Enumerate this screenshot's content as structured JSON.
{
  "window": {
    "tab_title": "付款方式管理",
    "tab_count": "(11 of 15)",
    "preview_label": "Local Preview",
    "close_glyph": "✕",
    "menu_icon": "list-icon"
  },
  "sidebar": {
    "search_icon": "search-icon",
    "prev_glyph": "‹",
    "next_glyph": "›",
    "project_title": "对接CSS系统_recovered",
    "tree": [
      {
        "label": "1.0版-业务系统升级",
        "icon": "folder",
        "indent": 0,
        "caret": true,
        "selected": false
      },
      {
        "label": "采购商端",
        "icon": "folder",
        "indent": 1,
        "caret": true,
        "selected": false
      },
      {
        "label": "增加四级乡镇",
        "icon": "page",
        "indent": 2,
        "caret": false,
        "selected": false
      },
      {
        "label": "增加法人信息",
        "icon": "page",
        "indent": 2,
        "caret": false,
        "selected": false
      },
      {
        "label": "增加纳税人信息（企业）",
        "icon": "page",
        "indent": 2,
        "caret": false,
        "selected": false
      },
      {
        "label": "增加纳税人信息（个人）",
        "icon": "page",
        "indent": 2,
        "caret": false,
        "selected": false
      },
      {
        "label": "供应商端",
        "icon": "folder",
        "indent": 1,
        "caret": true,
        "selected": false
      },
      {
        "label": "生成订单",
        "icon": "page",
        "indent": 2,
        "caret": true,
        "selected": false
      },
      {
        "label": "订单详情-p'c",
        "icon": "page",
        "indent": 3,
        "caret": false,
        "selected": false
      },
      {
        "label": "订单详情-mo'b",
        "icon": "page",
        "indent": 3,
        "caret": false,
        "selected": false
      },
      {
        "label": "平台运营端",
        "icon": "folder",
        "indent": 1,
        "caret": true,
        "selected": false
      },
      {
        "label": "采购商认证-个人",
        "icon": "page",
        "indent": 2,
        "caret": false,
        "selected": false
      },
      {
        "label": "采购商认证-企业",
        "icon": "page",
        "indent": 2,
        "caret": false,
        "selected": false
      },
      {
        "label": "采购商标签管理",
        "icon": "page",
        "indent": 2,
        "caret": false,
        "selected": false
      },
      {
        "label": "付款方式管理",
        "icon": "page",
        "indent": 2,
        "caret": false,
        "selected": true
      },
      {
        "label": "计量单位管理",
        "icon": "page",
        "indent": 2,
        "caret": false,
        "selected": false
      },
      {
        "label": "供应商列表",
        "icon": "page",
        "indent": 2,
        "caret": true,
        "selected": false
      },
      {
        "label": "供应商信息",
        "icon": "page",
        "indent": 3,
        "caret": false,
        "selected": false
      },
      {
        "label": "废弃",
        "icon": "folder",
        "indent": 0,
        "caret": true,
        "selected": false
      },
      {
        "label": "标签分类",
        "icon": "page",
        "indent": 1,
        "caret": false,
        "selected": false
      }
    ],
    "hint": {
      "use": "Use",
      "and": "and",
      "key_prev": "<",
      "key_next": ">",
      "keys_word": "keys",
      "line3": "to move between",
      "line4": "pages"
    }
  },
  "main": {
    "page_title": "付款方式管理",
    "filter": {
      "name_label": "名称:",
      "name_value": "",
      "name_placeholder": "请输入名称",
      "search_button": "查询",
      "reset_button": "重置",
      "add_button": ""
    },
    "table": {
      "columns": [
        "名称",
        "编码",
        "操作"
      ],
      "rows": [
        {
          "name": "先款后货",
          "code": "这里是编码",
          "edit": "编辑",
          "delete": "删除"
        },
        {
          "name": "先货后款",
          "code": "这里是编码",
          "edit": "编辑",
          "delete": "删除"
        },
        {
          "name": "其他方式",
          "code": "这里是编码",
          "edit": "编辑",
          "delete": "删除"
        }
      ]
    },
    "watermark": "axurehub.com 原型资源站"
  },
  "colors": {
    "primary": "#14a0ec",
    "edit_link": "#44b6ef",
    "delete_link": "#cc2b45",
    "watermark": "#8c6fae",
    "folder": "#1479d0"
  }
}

--

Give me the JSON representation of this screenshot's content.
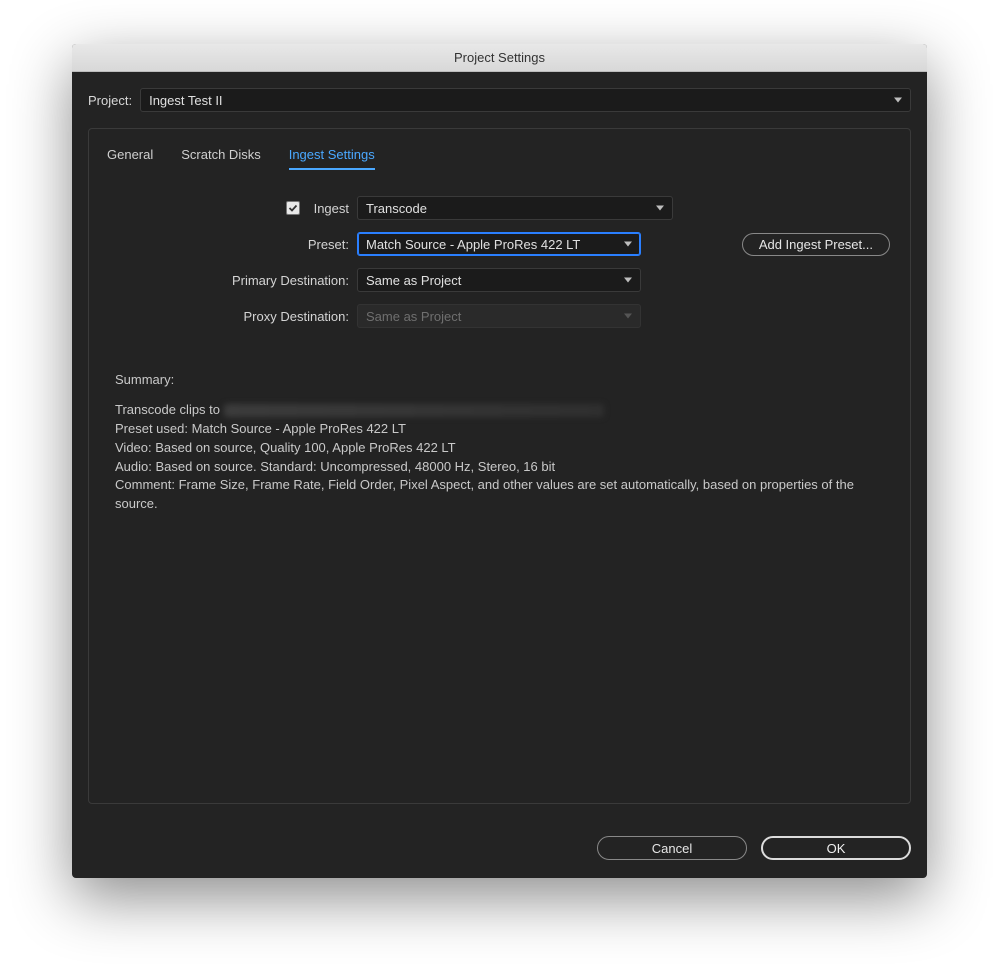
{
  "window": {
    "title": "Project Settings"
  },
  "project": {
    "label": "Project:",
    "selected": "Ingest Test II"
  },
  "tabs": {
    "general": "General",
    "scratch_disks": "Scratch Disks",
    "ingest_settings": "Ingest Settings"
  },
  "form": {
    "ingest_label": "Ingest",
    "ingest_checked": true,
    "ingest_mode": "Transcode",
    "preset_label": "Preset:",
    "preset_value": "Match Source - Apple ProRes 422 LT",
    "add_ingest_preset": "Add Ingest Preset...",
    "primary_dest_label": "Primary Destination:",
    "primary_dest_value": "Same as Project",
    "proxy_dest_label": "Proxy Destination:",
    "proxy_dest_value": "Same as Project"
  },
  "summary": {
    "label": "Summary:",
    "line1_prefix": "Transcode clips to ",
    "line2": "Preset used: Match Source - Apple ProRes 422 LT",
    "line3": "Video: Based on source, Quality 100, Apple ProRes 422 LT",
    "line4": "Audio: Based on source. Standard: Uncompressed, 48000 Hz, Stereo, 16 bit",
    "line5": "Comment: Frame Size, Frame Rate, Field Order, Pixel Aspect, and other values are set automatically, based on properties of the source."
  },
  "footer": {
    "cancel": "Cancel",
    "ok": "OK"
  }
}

--

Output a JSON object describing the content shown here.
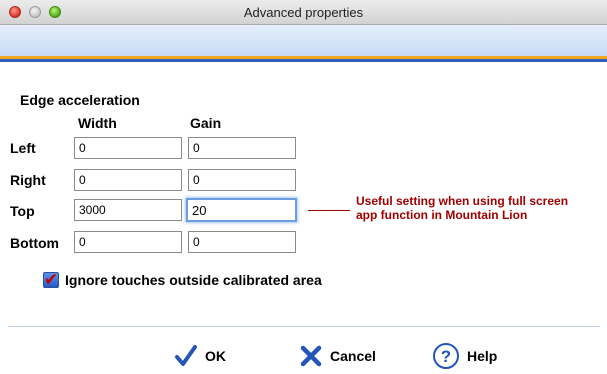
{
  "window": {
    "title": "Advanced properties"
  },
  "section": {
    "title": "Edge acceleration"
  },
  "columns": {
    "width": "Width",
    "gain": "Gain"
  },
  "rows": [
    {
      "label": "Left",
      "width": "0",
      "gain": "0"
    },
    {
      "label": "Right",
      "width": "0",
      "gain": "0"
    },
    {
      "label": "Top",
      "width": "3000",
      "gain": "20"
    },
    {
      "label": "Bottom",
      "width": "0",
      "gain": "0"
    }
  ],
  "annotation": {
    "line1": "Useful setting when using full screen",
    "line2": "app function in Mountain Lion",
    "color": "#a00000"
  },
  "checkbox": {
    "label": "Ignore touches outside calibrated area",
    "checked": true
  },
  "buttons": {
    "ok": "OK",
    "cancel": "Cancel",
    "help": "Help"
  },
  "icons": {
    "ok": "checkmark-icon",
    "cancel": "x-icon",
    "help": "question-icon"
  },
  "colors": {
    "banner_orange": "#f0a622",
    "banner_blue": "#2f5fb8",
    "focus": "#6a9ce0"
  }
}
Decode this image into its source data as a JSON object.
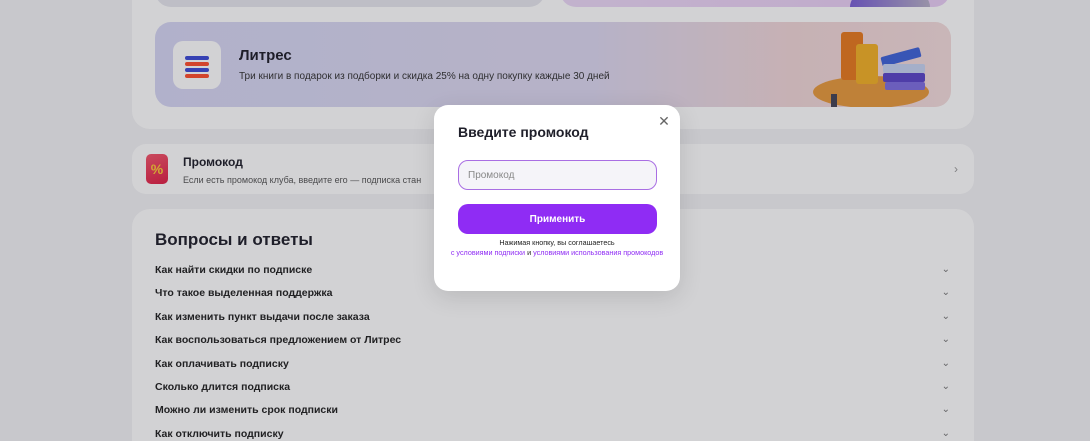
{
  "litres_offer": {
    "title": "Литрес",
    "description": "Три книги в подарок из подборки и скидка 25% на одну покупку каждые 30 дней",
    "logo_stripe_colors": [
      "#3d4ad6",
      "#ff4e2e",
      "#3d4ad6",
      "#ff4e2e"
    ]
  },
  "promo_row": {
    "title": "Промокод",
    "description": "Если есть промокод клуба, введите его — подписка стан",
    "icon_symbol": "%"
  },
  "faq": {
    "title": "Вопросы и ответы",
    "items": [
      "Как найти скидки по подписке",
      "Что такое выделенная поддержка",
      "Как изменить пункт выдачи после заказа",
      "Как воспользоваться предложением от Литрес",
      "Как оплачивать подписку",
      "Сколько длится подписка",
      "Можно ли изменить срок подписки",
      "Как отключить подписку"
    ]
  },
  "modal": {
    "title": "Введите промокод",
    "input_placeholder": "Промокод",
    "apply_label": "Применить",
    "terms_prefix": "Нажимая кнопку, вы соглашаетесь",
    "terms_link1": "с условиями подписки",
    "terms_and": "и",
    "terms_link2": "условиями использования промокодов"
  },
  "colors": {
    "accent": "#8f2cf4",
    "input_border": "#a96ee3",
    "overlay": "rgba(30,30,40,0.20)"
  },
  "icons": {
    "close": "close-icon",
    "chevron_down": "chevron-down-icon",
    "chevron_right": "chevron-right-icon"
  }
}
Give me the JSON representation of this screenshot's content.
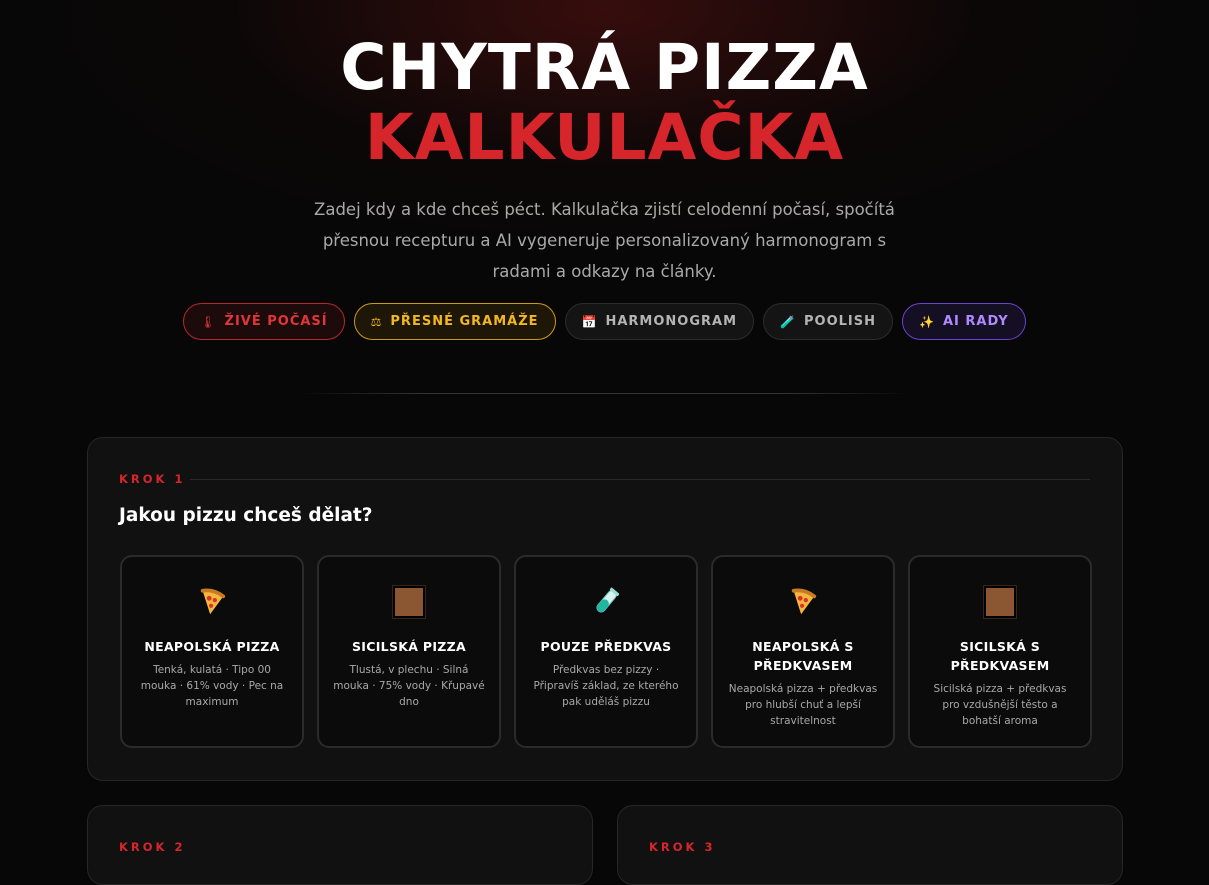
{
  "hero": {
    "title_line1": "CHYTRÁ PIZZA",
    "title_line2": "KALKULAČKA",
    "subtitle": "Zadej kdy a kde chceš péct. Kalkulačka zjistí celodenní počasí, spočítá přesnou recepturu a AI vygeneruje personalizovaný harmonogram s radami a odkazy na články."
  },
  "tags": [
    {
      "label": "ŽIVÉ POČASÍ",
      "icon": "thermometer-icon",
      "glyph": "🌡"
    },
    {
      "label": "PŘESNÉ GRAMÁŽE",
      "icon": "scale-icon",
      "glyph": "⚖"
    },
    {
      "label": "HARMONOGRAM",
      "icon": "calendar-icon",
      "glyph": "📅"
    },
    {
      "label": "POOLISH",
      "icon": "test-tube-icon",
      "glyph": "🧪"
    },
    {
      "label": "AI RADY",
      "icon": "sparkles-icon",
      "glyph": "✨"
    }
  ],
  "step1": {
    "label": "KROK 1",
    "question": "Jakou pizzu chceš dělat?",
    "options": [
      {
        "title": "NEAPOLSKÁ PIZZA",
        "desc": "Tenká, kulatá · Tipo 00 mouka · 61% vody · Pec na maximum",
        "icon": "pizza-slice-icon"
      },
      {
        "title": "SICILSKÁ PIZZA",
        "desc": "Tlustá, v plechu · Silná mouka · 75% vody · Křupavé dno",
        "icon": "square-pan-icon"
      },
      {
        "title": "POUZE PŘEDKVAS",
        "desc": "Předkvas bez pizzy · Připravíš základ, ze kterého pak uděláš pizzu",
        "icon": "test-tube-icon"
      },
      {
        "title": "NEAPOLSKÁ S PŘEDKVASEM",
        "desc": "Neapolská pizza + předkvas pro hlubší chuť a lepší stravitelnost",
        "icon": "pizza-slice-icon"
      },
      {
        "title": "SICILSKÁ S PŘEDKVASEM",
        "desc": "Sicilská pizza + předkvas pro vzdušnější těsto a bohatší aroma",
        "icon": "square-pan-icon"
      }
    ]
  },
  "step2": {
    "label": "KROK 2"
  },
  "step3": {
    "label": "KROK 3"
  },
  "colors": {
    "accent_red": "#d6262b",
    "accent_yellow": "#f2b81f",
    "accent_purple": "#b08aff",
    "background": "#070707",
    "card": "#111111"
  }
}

--

Find the lines above holding the word "подписки" and show them.

**ANSWER IN FULL**
      "Можно ли изменить срок подписки",
    "terms_link1": "с условиями подписки",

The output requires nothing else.